EXERCISE REQUIREMENTS: Your task is to copy every line of this material exactly.

Extracted data entries:
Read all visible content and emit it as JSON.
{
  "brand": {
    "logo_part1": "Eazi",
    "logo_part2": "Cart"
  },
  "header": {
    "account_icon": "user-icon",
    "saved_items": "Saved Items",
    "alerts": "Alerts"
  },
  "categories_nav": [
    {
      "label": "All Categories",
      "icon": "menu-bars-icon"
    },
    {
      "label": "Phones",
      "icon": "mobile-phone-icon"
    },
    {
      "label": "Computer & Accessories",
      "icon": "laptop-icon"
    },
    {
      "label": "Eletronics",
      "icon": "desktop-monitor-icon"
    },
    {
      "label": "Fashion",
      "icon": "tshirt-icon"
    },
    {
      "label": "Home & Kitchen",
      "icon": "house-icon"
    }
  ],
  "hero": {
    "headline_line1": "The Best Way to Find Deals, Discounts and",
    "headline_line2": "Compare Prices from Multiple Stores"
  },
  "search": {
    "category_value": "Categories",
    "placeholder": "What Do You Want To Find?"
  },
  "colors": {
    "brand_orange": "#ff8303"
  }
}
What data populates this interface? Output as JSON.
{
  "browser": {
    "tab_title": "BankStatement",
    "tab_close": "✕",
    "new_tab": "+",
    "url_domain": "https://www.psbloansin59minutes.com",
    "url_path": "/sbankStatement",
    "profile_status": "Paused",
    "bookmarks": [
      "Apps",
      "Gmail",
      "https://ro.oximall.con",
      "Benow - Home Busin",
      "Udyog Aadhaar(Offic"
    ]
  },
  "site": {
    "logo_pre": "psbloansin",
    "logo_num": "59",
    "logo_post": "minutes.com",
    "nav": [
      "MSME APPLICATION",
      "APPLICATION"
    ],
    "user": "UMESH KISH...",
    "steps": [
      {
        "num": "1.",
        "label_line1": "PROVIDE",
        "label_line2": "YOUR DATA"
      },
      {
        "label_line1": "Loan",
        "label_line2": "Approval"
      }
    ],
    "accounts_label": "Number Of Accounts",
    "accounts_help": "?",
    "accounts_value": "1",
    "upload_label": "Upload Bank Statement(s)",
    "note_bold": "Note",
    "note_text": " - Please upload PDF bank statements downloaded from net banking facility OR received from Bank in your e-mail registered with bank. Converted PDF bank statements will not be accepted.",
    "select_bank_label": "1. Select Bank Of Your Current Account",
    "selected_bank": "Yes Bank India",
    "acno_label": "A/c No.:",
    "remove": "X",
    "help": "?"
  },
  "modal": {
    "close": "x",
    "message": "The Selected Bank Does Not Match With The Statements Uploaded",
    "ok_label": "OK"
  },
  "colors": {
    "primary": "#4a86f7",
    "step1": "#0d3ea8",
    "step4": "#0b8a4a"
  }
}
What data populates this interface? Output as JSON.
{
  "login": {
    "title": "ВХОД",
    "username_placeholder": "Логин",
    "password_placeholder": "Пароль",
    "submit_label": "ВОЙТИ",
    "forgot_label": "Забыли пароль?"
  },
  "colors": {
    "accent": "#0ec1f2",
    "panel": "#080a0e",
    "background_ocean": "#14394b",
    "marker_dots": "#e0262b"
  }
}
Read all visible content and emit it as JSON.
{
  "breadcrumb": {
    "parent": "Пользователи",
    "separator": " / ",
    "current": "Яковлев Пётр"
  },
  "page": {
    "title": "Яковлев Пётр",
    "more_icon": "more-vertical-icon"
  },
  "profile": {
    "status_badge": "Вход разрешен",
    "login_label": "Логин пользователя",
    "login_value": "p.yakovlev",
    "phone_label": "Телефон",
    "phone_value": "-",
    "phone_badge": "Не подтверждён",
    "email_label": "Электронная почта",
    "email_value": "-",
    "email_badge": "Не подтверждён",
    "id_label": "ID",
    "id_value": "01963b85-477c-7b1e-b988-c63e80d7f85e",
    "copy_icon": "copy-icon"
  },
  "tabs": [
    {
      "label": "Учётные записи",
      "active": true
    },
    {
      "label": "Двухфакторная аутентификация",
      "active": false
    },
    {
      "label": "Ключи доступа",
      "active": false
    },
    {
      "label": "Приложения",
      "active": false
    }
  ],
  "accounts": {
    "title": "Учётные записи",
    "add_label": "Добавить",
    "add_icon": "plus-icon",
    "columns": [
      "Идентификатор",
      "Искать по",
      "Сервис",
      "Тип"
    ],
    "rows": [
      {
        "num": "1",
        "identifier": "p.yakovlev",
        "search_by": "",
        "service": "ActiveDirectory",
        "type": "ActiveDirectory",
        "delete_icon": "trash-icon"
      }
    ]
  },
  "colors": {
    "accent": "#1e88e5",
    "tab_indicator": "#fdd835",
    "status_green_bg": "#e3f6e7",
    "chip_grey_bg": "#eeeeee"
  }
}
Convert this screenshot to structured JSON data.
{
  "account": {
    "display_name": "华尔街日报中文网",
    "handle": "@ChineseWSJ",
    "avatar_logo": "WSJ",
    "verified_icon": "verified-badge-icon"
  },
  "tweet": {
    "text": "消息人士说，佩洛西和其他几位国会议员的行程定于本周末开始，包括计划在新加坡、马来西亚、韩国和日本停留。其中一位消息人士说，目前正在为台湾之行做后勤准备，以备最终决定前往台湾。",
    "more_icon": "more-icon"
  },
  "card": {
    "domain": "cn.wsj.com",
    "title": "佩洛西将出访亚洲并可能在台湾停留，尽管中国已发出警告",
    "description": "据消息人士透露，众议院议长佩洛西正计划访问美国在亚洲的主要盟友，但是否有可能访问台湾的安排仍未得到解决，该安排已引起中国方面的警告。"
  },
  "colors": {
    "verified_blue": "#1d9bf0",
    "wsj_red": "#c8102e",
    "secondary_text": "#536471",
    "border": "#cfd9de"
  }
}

FULL OUTPUT:
Read all visible content and emit it as JSON.
{
  "brand": {
    "logo_part1": "Eazi",
    "logo_part2": "Cart"
  },
  "header": {
    "account_icon": "user-icon",
    "saved_items": "Saved Items",
    "alerts": "Alerts"
  },
  "categories_nav": [
    {
      "label": "All Categories",
      "icon": "menu-bars-icon"
    },
    {
      "label": "Phones",
      "icon": "mobile-phone-icon"
    },
    {
      "label": "Computer & Accessories",
      "icon": "laptop-icon"
    },
    {
      "label": "Eletronics",
      "icon": "desktop-monitor-icon"
    },
    {
      "label": "Fashion",
      "icon": "tshirt-icon"
    },
    {
      "label": "Home & Kitchen",
      "icon": "house-icon"
    }
  ],
  "hero": {
    "headline_line1": "The Best Way to Find Deals, Discounts and",
    "headline_line2": "Compare Prices from Multiple Stores"
  },
  "search": {
    "category_value": "Categories",
    "placeholder": "What Do You Want To Find?"
  },
  "colors": {
    "brand_orange": "#ff8303"
  }
}
What data populates this interface? Output as JSON.
{
  "browser": {
    "tab_title": "BankStatement",
    "tab_close": "✕",
    "new_tab": "+",
    "url_domain": "https://www.psbloansin59minutes.com",
    "url_path": "/sbankStatement",
    "profile_status": "Paused",
    "bookmarks": [
      "Apps",
      "Gmail",
      "https://ro.oximall.con",
      "Benow - Home Busin",
      "Udyog Aadhaar(Offic"
    ]
  },
  "site": {
    "logo_pre": "psbloansin",
    "logo_num": "59",
    "logo_post": "minutes.com",
    "nav": [
      "MSME APPLICATION",
      "APPLICATION"
    ],
    "user": "UMESH KISH...",
    "steps": [
      {
        "num": "1.",
        "label_line1": "PROVIDE",
        "label_line2": "YOUR DATA"
      },
      {
        "label_line1": "Loan",
        "label_line2": "Approval"
      }
    ],
    "accounts_label": "Number Of Accounts",
    "accounts_help": "?",
    "accounts_value": "1",
    "upload_label": "Upload Bank Statement(s)",
    "note_bold": "Note",
    "note_text": " - Please upload PDF bank statements downloaded from net banking facility OR received from Bank in your e-mail registered with bank. Converted PDF bank statements will not be accepted.",
    "select_bank_label": "1. Select Bank Of Your Current Account",
    "selected_bank": "Yes Bank India",
    "acno_label": "A/c No.:",
    "remove": "X",
    "help": "?"
  },
  "modal": {
    "close": "x",
    "message": "The Selected Bank Does Not Match With The Statements Uploaded",
    "ok_label": "OK"
  },
  "colors": {
    "primary": "#4a86f7",
    "step1": "#0d3ea8",
    "step4": "#0b8a4a"
  }
}
What data populates this interface? Output as JSON.
{
  "login": {
    "title": "ВХОД",
    "username_placeholder": "Логин",
    "password_placeholder": "Пароль",
    "submit_label": "ВОЙТИ",
    "forgot_label": "Забыли пароль?"
  },
  "colors": {
    "accent": "#0ec1f2",
    "panel": "#080a0e",
    "background_ocean": "#14394b",
    "marker_dots": "#e0262b"
  }
}
Read all visible content and emit it as JSON.
{
  "breadcrumb": {
    "parent": "Пользователи",
    "separator": " / ",
    "current": "Яковлев Пётр"
  },
  "page": {
    "title": "Яковлев Пётр",
    "more_icon": "more-vertical-icon"
  },
  "profile": {
    "status_badge": "Вход разрешен",
    "login_label": "Логин пользователя",
    "login_value": "p.yakovlev",
    "phone_label": "Телефон",
    "phone_value": "-",
    "phone_badge": "Не подтверждён",
    "email_label": "Электронная почта",
    "email_value": "-",
    "email_badge": "Не подтверждён",
    "id_label": "ID",
    "id_value": "01963b85-477c-7b1e-b988-c63e80d7f85e",
    "copy_icon": "copy-icon"
  },
  "tabs": [
    {
      "label": "Учётные записи",
      "active": true
    },
    {
      "label": "Двухфакторная аутентификация",
      "active": false
    },
    {
      "label": "Ключи доступа",
      "active": false
    },
    {
      "label": "Приложения",
      "active": false
    }
  ],
  "accounts": {
    "title": "Учётные записи",
    "add_label": "Добавить",
    "add_icon": "plus-icon",
    "columns": [
      "Идентификатор",
      "Искать по",
      "Сервис",
      "Тип"
    ],
    "rows": [
      {
        "num": "1",
        "identifier": "p.yakovlev",
        "search_by": "",
        "service": "ActiveDirectory",
        "type": "ActiveDirectory",
        "delete_icon": "trash-icon"
      }
    ]
  },
  "colors": {
    "accent": "#1e88e5",
    "tab_indicator": "#fdd835",
    "status_green_bg": "#e3f6e7",
    "chip_grey_bg": "#eeeeee"
  }
}
Convert this screenshot to structured JSON data.
{
  "account": {
    "display_name": "华尔街日报中文网",
    "handle": "@ChineseWSJ",
    "avatar_logo": "WSJ",
    "verified_icon": "verified-badge-icon"
  },
  "tweet": {
    "text": "消息人士说，佩洛西和其他几位国会议员的行程定于本周末开始，包括计划在新加坡、马来西亚、韩国和日本停留。其中一位消息人士说，目前正在为台湾之行做后勤准备，以备最终决定前往台湾。",
    "more_icon": "more-icon"
  },
  "card": {
    "domain": "cn.wsj.com",
    "title": "佩洛西将出访亚洲并可能在台湾停留，尽管中国已发出警告",
    "description": "据消息人士透露，众议院议长佩洛西正计划访问美国在亚洲的主要盟友，但是否有可能访问台湾的安排仍未得到解决，该安排已引起中国方面的警告。"
  },
  "colors": {
    "verified_blue": "#1d9bf0",
    "wsj_red": "#c8102e",
    "secondary_text": "#536471",
    "border": "#cfd9de"
  }
}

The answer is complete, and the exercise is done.